→ Document segment
I encourage you to form study groups and to work together (this allows you to gain valuable oral communication skills in addition to learning the material) but you must write up your solutions separately (this allows you to gain valuable written communication skills and it keeps you from cheating yourself). Writing up the solutions alone allows you to test yourself to see whether you really understand the material, and this helps to keep you from being "surprised" on the exams. A good strategy is to try first to solve all of the problems yourself, and then meet with some of your classmates who have also already attempted all of the problems to discuss the problems that you have been unable to solve. To facilitate the formation of study groups, I will pass around a study group sign-up sheet.

I would greatly appreciate it if you would staple your homework pages together, but, please, do not write your solutions in the corner of the paper that will be hidden underneath the staple. Do not use red ink, or a red pencil. I will return the homework after it has been graded before (and for those who arrive late, after) lecture.

I want to warn you that not all of the homework will be graded; typically only a few representative problems will be examined. This makes it extremely important that you do all of the homework in each set - so that you don't find yourself in the unfortunate situation of having done most of the problems, but not the ones that were graded. Even if this does happen to you once or twice, you should still have an excellent homework grade if you are following the material (if not, get help - see Section IX) and handing in every homework assignment. For your information, in both of the last two times that I taught this course, homework grades that averaged 80% throughout the semester were what I considered to be "A" homework grades; I expect that this will roughly be the case for MATH 162 this semester.

Finally, if you have purchased the Student Solutions Manual, make certain that you don't develop the bad habit of looking to soon at the solutions in it. Remember: There are no solutions manuals distributed with the exams!

VI. Exams. I will be giving four (4) hour exams (see Section XI for tentative dates). I will not "drop" any of the exams, but I will count your worst hour exam score as only 12% of your grade; the other scores will each be 16% of your grade. I will not directly assign letter grades to the exams, but I will give some rough indications of how the numerical scores correlate with grades for the sole purpose of helping you evaluate your performance.

If you feel that a problem on your exam was misgraded or unfairly graded, you have one week from the day that exams are handed back to see me about that. After that one week period is over there will be no regrading of problems. (Of course, if the number of points on your exam has been mistallied, that can always be corrected.)

There will be no makeups for the exams. If a single hour exam is missed for a valid reason (justified in writing), then the three remaining exams will each count for 20% of your grade.

It is my intent to help you prepare for the exams in the following ways. (You have my promise that I will always try to do everything described below in this paragraph, but as I cannot foresee events that may limit my time during the semester, that is all that I can absolutely guarantee.) I will usually distribute a review sheet two classes before the exam that will help you to direct and focus your preparation for the exam. At the lecture preceding the exam period, I will give you a practice exam together with a solutions page. Try working through the exam in a mock-exam atmosphere before taking a peek at the solutions. I will also schedule a review period (out of class) before each exam.

→ Record set

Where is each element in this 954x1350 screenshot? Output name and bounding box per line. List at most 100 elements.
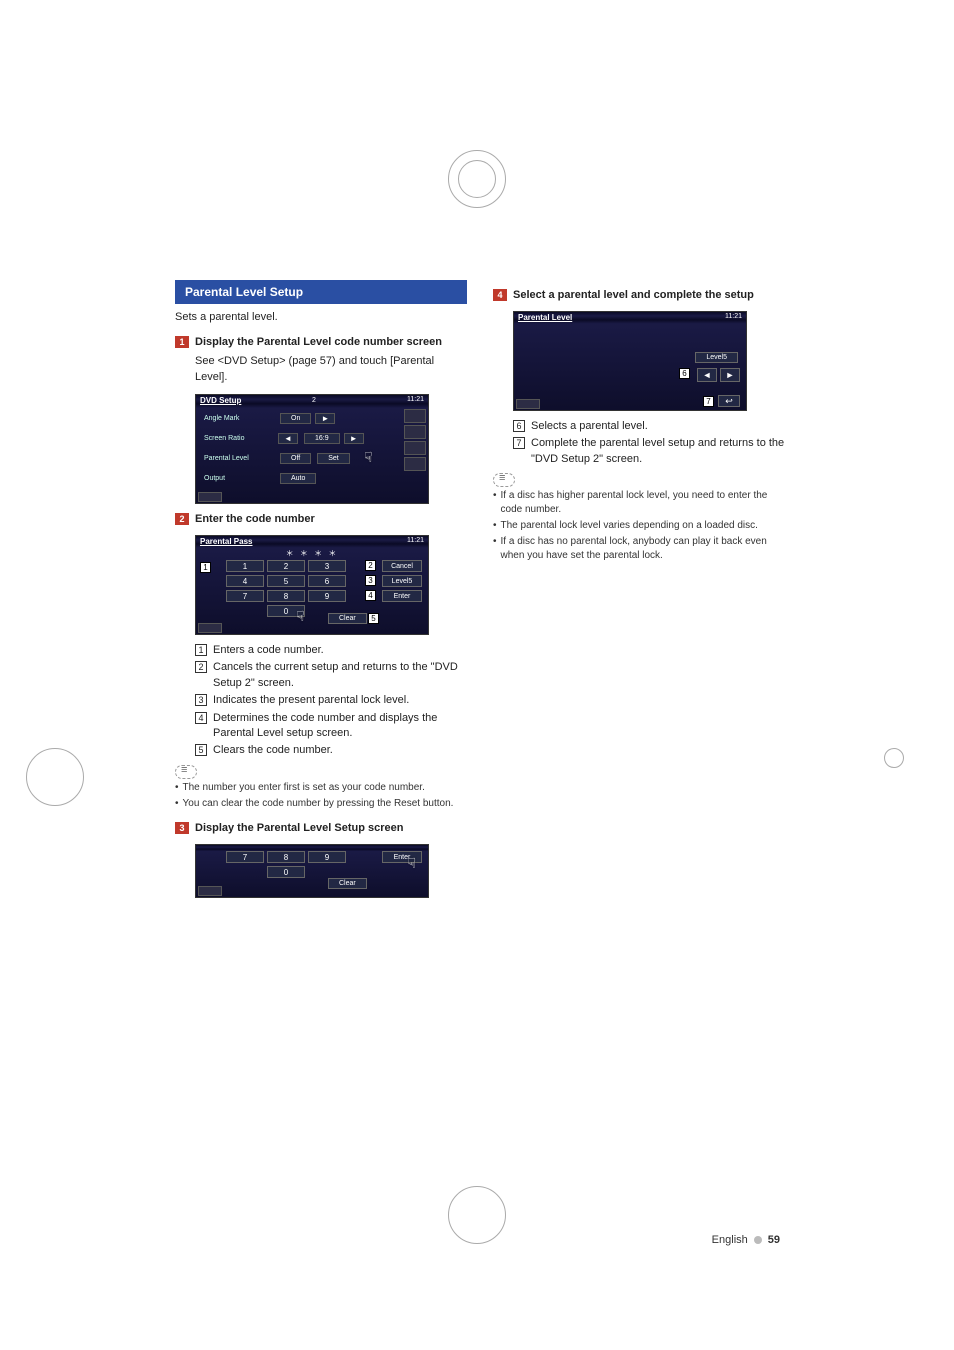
- step-badge: 1: [175, 336, 189, 348]
- key-0[interactable]: 0: [267, 866, 305, 878]
- arrow-left-icon[interactable]: ◄: [697, 368, 717, 382]
- shot-time: 11:21: [407, 396, 424, 403]
- page-footer: English 59: [712, 1234, 780, 1246]
- section-lead: Sets a parental level.: [175, 310, 467, 325]
- step-4: 4 Select a parental level and complete t…: [493, 288, 785, 303]
- key-7[interactable]: 7: [226, 590, 264, 602]
- right-column: 4 Select a parental level and complete t…: [493, 280, 785, 906]
- callout-6: 6: [679, 368, 690, 379]
- note-text: You can clear the code number by pressin…: [175, 797, 467, 811]
- key-3[interactable]: 3: [308, 560, 346, 572]
- row-label: Parental Level: [204, 455, 274, 462]
- clear-button[interactable]: Clear: [328, 878, 367, 889]
- step-badge: 2: [175, 513, 189, 525]
- step-badge: 4: [493, 289, 507, 301]
- key-5[interactable]: 5: [267, 575, 305, 587]
- cancel-button[interactable]: Cancel: [382, 560, 422, 572]
- legend-text: Indicates the present parental lock leve…: [213, 693, 409, 708]
- step-title: Select a parental level and complete the…: [513, 288, 754, 303]
- arrow-left-icon[interactable]: ◄: [278, 433, 298, 444]
- crop-circle-top-inner: [458, 160, 496, 198]
- set-button[interactable]: Set: [317, 453, 350, 464]
- bottom-tab[interactable]: [516, 399, 540, 409]
- note-icon: [175, 765, 197, 779]
- shot-title: Parental Pass: [200, 537, 252, 546]
- shot-tab: 2: [312, 397, 316, 404]
- side-button[interactable]: [404, 409, 426, 423]
- arrow-right-icon[interactable]: ►: [720, 368, 740, 382]
- legend-num: 7: [513, 437, 525, 449]
- key-4[interactable]: 4: [226, 575, 264, 587]
- shot-time: 11:21: [407, 537, 424, 544]
- level-value: Level5: [695, 352, 738, 363]
- bottom-tab[interactable]: [198, 886, 222, 896]
- cursor-icon: ☟: [364, 449, 373, 466]
- section-title: Parental Level Setup: [175, 280, 467, 304]
- clear-button[interactable]: Clear: [328, 613, 367, 624]
- level-legend: 6 Selects a parental level. 7 Complete the…: [513, 419, 785, 467]
- key-9[interactable]: 9: [308, 590, 346, 602]
- key-8[interactable]: 8: [267, 590, 305, 602]
- key-9[interactable]: 9: [308, 851, 346, 863]
- legend-num: 6: [513, 420, 525, 432]
- arrow-right-icon[interactable]: ►: [315, 413, 335, 424]
- side-button[interactable]: [404, 425, 426, 439]
- numeric-keypad: 1 2 3 4 5 6 7 8 9 0: [226, 560, 346, 617]
- cursor-icon: ☟: [407, 855, 416, 872]
- bottom-tab[interactable]: [198, 623, 222, 633]
- enter-button[interactable]: Enter: [382, 590, 422, 602]
- row-label: Screen Ratio: [204, 435, 274, 442]
- shot-title: Parental Level: [518, 313, 572, 322]
- legend-num: 2: [195, 661, 207, 673]
- callout-2: 2: [365, 560, 376, 571]
- callout-3: 3: [365, 575, 376, 586]
- key-7[interactable]: 7: [226, 851, 264, 863]
- row-value[interactable]: On: [280, 413, 311, 424]
- legend-text: Complete the parental level setup and re…: [531, 436, 785, 467]
- step-badge: 3: [175, 822, 189, 834]
- crop-circle-right: [884, 748, 904, 768]
- arrow-right-icon[interactable]: ►: [344, 433, 364, 444]
- callout-7: 7: [703, 396, 714, 407]
- return-button[interactable]: ↩: [718, 395, 740, 407]
- legend-num: 3: [195, 694, 207, 706]
- row-value[interactable]: 16:9: [304, 433, 340, 444]
- note-text: If a disc has no parental lock, anybody …: [493, 535, 785, 563]
- step-title: Enter the code number: [195, 512, 315, 527]
- row-value[interactable]: Auto: [280, 473, 316, 484]
- footer-lang: English: [712, 1234, 748, 1246]
- legend-text: Selects a parental level.: [531, 419, 648, 434]
- row-label: Angle Mark: [204, 415, 274, 422]
- crop-circle-left: [26, 748, 84, 806]
- level-indicator: Level5: [382, 575, 422, 587]
- note-text: If a disc has higher parental lock level…: [493, 489, 785, 517]
- footer-page: 59: [768, 1234, 780, 1246]
- enter-button[interactable]: Enter: [382, 851, 422, 863]
- legend-text: Enters a code number.: [213, 643, 324, 658]
- step-1: 1 Display the Parental Level code number…: [175, 335, 467, 350]
- key-2[interactable]: 2: [267, 560, 305, 572]
- dvd-setup-screenshot: DVD Setup 2 11:21 Angle Mark On ► Screen…: [195, 394, 467, 504]
- key-8[interactable]: 8: [267, 851, 305, 863]
- bottom-tab[interactable]: [198, 492, 222, 502]
- code-display: ＊ ＊ ＊ ＊: [196, 548, 428, 559]
- keypad-side: Cancel Level5 Enter: [382, 560, 422, 602]
- legend-num: 1: [195, 644, 207, 656]
- key-6[interactable]: 6: [308, 575, 346, 587]
- legend-num: 4: [195, 712, 207, 724]
- step-3: 3 Display the Parental Level Setup scree…: [175, 821, 467, 836]
- shot-title: DVD Setup: [200, 396, 241, 405]
- side-button[interactable]: [404, 457, 426, 471]
- keypad-legend: 1Enters a code number. 2Cancels the curr…: [195, 643, 467, 759]
- step-title: Display the Parental Level code number s…: [195, 335, 442, 350]
- cursor-icon: ☟: [296, 608, 305, 625]
- side-button[interactable]: [404, 441, 426, 455]
- row-value[interactable]: Off: [280, 453, 311, 464]
- key-1[interactable]: 1: [226, 560, 264, 572]
- nav-row: ◄ ►: [697, 368, 740, 382]
- callout-1: 1: [200, 562, 211, 573]
- shot-time: 11:21: [725, 313, 742, 320]
- step-title: Display the Parental Level Setup screen: [195, 821, 403, 836]
- note-text: The parental lock level varies depending…: [493, 519, 785, 533]
- note-icon: [493, 473, 515, 487]
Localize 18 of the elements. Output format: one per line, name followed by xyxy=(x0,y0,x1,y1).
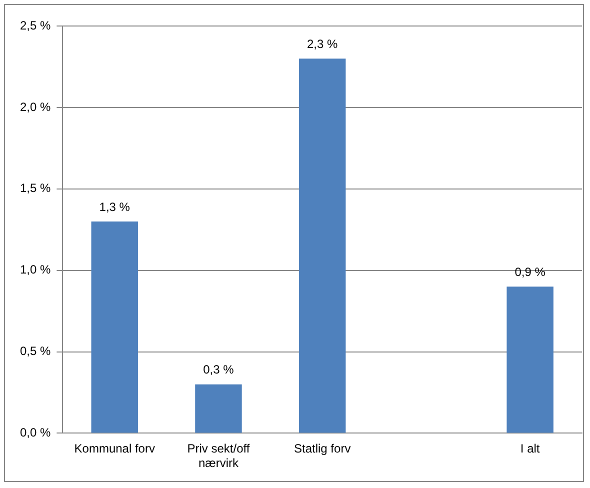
y-tick-label: 2,5 % xyxy=(20,18,52,32)
x-tick-label: Priv sekt/off nærvirk xyxy=(187,442,250,470)
y-tick-label: 1,5 % xyxy=(20,181,52,196)
data-label: 0,3 % xyxy=(203,362,234,377)
data-label: 0,9 % xyxy=(514,264,546,279)
bar xyxy=(195,384,242,433)
x-tick-label: Kommunal forv xyxy=(74,442,155,456)
y-tick-label: 0,0 % xyxy=(20,426,52,440)
y-tick-label: 0,5 % xyxy=(20,344,52,358)
bar xyxy=(506,286,554,433)
x-tick-label: Statlig forv xyxy=(294,442,351,456)
y-tick-label: 1,0 % xyxy=(20,262,52,277)
y-tick-label: 2,0 % xyxy=(20,100,52,114)
data-label: 2,3 % xyxy=(307,36,338,51)
data-label: 1,3 % xyxy=(99,200,130,214)
bar xyxy=(298,58,346,433)
x-tick-label: I alt xyxy=(520,442,540,456)
bar xyxy=(91,221,138,433)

→ Task set
A) Answer these questions from the syllabus passage:
(i) What should not be used to write the homework?
(ii) What share of the grade does the worst hour exam score count for?
(iii) How long after exams are handed back do students have to see the instructor about a problem they think was misgraded?
B) Resume the syllabus passage from where it stops.
You can leave the rows aside.

→ Answers for this exercise
A)
(i) Red ink or a red pencil.
(ii) 12%.
(iii) One week.

B)
Regarding the format of the exams, most exam questions will be similar to homework problems or examples from lecture and the text, but some others will be less routine and more challenging. There will be problems that require written answers; in your answers to the latter you must use complete sentences and correct punctuation, and your work must be legible. Depending on class size, there may be some multiple choice questions. Initially, the practice exam and real exam will be quite similar. As the semester progresses, the real exams will increasingly deviate from their practice versions, as I expect you to be growing mathematically. I view the process of preparing for and taking the exams as a "learning experience" for you. Accordingly, I will provide answer sheets for the exams to culminate these experiences.

The best strategy for preparing for these exams is to
1. stay current with the course,
2. do all of the homework,
3. get help (see Section IX) as soon as you realize that you're having difficulty with some of the material, and
4. get a good night's sleep the night before the exam, so that you are rested and ready to think when you walk into the classroom.

I believe that the final exam is scheduled for 9:45 - 11:45 a.m. on Wednesday, December 17. I will post the location of the exam on my web page for this class (see Section X) toward the end of the semester. The final exam will be cumulative. As stated in the class schedule, "No make-up financial examination will be given except for reasons of illness or other verified emergencies."

VII. Order of Topics. The table that follows below lists all of the sections in the book that we will be trying to cover this semester in their tentative order of appearance. This ordering is being provided to you so that you can tell what material we will be covering next and read ahead in the course - a practise that I strongly recommend. It may occasionally become necessary for us to rearrange a few of these topics. Whenever that hapens, I will try to give you advance warning so that you can adjust your readings.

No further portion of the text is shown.